WRITTEN PROBLEM — What is the number of lines in the data that hold the string "不应大于"? Reply with that number only.

BEGIN STORED DATA

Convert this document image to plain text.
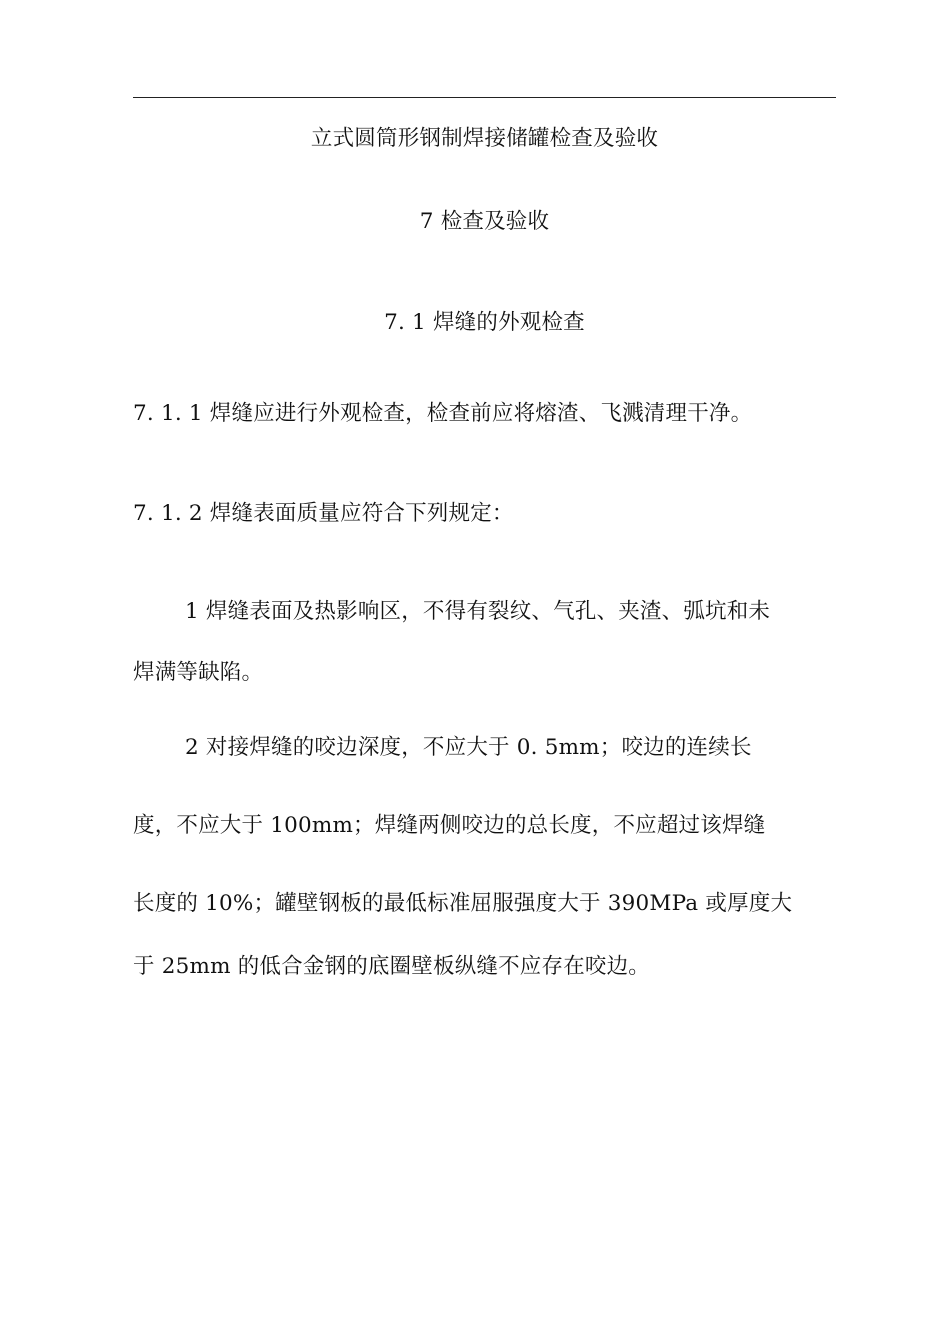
立式圆筒形钢制焊接储罐检查及验收
7 检查及验收
7. 1 焊缝的外观检查
7. 1. 1 焊缝应进行外观检查，检查前应将熔渣、飞溅清理干净。
7. 1. 2 焊缝表面质量应符合下列规定：
1 焊缝表面及热影响区，不得有裂纹、气孔、夹渣、弧坑和未
焊满等缺陷。
2 对接焊缝的咬边深度，不应大于 0. 5mm；咬边的连续长
度，不应大于 100mm；焊缝两侧咬边的总长度，不应超过该焊缝
长度的 10%；罐壁钢板的最低标准屈服强度大于 390MPa 或厚度大
于 25mm 的低合金钢的底圈壁板纵缝不应存在咬边。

END STORED DATA

WRITTEN ANSWER — 2